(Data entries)
┌────────

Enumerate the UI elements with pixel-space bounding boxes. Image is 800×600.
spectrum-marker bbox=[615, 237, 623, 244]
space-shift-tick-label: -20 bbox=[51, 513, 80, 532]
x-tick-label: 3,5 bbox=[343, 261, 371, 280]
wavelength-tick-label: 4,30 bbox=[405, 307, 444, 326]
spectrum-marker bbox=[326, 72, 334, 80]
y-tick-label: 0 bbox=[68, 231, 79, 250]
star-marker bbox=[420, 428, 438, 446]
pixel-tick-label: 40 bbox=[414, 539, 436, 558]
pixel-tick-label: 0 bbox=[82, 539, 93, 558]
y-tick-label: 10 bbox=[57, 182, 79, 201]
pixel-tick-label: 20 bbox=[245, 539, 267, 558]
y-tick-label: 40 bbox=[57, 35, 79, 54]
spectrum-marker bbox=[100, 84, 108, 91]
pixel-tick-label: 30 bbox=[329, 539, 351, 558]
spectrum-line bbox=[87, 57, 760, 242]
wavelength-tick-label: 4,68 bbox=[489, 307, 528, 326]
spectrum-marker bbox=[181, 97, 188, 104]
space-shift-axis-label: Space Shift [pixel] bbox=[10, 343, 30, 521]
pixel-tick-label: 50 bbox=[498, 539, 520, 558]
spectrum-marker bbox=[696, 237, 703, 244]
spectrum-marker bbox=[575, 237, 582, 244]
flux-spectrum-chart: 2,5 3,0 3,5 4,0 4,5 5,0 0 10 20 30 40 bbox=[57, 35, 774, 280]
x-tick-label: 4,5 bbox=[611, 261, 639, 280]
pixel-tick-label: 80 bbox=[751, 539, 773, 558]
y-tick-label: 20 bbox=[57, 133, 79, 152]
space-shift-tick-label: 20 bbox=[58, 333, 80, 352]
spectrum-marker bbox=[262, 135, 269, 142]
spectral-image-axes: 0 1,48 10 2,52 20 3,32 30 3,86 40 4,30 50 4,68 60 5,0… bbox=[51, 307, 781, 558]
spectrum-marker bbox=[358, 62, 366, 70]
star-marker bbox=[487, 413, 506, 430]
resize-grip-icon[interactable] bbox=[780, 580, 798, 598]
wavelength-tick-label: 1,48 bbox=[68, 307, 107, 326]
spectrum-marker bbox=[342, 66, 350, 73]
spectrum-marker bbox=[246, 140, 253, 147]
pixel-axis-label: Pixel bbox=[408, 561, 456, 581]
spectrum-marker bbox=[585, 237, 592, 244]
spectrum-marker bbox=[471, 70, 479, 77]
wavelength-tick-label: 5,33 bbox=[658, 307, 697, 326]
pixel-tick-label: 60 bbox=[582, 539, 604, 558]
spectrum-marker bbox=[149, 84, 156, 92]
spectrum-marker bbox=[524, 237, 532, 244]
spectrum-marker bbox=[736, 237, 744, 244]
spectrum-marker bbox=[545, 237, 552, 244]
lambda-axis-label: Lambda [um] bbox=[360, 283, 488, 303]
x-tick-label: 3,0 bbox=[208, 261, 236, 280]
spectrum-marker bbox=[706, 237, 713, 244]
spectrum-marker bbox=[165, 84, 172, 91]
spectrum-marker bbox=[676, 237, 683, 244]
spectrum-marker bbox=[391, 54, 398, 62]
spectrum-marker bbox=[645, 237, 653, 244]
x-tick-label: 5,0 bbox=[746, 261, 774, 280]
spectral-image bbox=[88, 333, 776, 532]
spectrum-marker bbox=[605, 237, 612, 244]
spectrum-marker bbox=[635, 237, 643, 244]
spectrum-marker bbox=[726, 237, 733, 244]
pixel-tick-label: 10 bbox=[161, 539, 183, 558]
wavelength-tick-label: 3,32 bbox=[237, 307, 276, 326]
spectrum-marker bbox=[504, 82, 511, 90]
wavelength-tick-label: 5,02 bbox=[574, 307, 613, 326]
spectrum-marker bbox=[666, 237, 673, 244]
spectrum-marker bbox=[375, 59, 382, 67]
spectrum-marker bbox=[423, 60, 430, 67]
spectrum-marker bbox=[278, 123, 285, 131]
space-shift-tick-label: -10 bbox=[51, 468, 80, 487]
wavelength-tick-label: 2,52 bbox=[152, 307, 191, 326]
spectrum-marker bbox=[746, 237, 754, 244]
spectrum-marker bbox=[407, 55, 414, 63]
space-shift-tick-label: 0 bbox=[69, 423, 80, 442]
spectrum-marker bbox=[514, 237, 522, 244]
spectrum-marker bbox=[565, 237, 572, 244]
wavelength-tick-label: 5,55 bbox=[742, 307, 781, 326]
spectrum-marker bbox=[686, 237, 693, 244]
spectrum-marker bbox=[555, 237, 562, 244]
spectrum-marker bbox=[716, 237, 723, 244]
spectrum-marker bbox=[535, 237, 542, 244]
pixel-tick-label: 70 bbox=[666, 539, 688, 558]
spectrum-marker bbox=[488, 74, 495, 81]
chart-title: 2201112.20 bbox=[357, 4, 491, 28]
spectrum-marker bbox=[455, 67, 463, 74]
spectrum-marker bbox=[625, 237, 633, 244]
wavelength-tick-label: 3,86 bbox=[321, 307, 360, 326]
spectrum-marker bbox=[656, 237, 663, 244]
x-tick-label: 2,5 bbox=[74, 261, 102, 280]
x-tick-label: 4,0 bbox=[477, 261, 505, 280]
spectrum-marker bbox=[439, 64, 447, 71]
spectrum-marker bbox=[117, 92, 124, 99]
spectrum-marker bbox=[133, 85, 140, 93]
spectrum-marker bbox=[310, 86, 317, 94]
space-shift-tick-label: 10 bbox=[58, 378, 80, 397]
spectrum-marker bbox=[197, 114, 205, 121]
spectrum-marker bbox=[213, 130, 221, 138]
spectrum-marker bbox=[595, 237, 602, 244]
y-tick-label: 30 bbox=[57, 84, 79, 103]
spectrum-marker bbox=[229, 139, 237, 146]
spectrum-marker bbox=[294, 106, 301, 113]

└────────

Required work: From the listing above, extract every line that contains the string "star".

Answer:
star-marker bbox=[420, 428, 438, 446]
star-marker bbox=[487, 413, 506, 430]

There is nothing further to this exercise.